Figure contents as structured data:
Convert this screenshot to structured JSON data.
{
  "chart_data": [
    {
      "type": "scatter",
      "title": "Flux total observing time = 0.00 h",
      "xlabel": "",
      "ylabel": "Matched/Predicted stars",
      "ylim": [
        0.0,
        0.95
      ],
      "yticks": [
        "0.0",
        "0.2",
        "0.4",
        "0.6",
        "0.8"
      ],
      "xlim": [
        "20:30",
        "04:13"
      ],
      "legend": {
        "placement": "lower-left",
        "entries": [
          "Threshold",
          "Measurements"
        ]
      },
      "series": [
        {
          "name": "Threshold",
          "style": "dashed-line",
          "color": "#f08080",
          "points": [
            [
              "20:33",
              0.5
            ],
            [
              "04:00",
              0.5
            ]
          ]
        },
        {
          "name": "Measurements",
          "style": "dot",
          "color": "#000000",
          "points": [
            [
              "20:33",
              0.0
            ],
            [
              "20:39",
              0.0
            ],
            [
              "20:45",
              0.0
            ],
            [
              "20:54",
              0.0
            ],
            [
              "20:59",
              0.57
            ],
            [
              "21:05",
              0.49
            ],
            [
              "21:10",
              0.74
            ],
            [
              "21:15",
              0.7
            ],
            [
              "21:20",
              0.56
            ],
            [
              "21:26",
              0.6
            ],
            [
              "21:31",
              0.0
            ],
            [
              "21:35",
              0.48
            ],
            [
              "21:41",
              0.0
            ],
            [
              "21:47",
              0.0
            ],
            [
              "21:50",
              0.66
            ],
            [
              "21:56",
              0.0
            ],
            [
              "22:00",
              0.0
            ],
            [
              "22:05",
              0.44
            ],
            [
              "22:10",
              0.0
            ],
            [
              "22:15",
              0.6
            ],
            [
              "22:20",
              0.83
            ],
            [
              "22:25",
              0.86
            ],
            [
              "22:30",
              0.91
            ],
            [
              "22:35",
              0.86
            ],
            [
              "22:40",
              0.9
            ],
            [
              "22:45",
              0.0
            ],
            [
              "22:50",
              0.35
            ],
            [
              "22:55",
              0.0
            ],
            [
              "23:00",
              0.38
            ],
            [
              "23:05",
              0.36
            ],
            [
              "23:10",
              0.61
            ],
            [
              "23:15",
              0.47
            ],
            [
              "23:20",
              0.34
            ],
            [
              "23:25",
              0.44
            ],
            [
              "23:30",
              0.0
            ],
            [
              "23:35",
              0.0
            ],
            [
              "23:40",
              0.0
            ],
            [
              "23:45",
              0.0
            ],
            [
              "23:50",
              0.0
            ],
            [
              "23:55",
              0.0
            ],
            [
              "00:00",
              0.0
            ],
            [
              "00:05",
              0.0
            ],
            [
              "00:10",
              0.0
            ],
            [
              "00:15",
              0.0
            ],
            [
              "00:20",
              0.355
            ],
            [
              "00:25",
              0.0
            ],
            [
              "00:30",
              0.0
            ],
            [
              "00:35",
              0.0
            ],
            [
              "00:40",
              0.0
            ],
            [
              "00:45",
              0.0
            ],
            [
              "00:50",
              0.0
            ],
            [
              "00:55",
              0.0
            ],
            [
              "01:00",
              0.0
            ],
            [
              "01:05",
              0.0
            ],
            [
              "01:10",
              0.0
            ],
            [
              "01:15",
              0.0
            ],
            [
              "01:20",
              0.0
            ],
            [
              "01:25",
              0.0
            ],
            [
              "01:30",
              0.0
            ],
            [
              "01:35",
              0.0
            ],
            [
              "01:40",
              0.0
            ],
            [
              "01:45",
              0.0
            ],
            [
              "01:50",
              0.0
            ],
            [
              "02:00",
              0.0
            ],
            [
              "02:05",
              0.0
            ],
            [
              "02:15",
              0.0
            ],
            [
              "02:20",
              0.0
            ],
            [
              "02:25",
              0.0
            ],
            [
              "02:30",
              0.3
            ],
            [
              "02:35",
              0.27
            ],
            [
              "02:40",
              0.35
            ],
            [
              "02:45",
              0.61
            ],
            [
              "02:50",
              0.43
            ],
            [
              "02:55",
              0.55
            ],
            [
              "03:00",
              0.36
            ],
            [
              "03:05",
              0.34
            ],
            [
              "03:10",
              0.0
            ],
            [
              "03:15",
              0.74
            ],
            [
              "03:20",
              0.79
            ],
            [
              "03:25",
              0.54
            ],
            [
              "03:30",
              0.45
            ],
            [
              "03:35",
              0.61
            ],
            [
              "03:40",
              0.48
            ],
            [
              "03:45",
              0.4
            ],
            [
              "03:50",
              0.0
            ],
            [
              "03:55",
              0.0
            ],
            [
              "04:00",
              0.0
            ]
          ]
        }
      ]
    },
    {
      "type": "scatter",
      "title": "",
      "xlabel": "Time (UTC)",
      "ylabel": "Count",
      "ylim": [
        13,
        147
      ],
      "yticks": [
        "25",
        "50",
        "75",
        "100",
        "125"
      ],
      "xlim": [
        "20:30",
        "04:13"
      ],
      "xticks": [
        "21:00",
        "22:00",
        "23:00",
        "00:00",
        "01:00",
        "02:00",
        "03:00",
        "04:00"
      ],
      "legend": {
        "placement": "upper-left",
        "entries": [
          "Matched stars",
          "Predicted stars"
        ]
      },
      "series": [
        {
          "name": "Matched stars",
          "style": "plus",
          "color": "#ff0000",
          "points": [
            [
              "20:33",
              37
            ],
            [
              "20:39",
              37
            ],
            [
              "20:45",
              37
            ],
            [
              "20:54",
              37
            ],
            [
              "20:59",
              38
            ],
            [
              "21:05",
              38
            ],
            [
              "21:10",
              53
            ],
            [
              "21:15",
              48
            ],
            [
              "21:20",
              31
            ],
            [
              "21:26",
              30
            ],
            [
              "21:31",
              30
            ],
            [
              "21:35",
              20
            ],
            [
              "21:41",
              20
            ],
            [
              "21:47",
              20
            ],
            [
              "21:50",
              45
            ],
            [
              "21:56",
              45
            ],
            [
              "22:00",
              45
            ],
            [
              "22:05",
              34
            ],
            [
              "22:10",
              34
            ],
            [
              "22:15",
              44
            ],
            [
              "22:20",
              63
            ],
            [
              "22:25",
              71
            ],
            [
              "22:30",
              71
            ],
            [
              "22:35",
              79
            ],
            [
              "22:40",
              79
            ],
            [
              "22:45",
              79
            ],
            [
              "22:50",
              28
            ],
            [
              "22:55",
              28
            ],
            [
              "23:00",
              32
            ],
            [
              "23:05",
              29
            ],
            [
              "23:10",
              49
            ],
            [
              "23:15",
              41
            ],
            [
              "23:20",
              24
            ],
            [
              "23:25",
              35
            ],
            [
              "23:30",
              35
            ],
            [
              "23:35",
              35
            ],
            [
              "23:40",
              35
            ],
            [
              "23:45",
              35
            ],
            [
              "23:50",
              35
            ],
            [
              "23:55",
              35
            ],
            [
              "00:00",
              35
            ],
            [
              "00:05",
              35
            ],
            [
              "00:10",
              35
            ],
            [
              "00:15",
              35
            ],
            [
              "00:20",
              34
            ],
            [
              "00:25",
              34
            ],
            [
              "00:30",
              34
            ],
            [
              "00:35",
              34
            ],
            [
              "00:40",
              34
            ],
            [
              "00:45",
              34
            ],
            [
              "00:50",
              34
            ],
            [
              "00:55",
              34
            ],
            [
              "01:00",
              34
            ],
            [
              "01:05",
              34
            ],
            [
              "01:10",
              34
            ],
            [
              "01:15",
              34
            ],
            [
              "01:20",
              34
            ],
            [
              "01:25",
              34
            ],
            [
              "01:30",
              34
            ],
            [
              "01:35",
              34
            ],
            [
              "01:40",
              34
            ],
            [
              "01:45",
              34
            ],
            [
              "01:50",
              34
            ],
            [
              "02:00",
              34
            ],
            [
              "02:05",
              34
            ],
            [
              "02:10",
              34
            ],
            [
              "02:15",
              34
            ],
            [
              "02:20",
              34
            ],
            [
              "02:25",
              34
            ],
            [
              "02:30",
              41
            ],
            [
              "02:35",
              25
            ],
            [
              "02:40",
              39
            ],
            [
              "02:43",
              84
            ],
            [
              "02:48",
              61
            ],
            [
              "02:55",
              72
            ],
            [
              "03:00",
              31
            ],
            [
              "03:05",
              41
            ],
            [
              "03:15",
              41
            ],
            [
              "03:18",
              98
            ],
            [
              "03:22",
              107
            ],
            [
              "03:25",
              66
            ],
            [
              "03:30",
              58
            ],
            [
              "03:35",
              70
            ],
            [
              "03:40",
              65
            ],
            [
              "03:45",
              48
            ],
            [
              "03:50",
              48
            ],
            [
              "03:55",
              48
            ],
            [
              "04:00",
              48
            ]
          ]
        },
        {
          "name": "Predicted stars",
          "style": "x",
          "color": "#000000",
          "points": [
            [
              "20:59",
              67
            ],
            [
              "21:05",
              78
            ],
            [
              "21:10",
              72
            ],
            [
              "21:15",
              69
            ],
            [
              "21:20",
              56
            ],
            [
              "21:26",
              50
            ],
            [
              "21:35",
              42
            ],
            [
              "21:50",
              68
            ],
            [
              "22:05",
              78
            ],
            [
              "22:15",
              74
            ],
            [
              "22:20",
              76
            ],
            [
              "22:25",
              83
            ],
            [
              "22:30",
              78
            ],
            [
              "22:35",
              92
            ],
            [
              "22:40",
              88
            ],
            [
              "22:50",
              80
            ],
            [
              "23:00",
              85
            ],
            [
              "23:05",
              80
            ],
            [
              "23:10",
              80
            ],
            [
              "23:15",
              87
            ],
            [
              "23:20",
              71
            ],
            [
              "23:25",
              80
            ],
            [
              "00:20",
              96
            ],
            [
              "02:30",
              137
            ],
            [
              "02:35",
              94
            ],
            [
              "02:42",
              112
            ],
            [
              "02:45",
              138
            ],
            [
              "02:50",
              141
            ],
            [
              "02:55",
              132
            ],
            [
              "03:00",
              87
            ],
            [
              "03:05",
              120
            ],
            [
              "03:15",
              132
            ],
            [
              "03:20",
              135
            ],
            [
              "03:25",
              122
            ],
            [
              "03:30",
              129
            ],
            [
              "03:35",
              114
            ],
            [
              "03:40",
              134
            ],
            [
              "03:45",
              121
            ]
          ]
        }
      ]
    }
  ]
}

_THE PROBLEM:_
In the records shown above, how many lines include the word "left"? Answer with the number only.

_SOLUTION BELOW:_
2